#### SUPPLIED DATA
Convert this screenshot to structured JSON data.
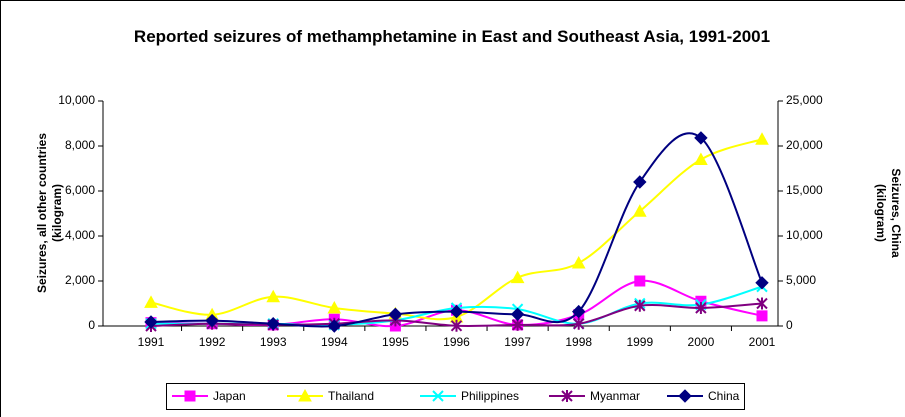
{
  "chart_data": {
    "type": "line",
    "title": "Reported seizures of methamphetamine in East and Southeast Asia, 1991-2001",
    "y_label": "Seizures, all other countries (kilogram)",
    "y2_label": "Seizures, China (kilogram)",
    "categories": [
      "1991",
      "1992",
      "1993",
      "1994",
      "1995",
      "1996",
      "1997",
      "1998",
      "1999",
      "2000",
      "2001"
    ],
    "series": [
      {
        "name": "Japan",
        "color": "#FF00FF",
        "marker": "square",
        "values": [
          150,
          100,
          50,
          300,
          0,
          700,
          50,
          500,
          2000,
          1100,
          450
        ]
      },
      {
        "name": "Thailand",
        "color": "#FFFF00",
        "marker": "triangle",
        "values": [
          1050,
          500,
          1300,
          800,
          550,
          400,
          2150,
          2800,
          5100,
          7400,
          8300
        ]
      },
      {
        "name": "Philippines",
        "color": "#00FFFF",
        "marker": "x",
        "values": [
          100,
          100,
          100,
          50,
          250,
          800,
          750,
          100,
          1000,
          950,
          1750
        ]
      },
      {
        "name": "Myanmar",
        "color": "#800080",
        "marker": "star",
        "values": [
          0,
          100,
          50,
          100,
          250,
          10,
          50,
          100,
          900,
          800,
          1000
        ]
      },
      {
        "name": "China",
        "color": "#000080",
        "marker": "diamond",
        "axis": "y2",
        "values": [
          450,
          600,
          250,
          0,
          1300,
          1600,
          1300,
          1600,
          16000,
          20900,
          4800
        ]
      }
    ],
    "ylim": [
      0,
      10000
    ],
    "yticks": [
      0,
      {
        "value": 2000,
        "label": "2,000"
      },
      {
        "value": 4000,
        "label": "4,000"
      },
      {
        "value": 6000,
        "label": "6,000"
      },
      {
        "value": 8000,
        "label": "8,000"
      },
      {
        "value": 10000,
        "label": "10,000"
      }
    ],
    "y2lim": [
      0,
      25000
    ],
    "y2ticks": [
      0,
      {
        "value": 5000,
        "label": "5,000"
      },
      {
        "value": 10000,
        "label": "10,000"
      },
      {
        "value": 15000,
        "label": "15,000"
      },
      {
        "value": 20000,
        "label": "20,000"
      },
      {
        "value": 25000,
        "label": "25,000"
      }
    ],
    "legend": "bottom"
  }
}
########
> _WHAT YOU ARE ASKED TO DO_
Identify every line above that includes the word "kilogram", and show those lines.

> _RESPONSE TO THE EXERCISE_
    "y_label": "Seizures, all other countries (kilogram)",
    "y2_label": "Seizures, China (kilogram)",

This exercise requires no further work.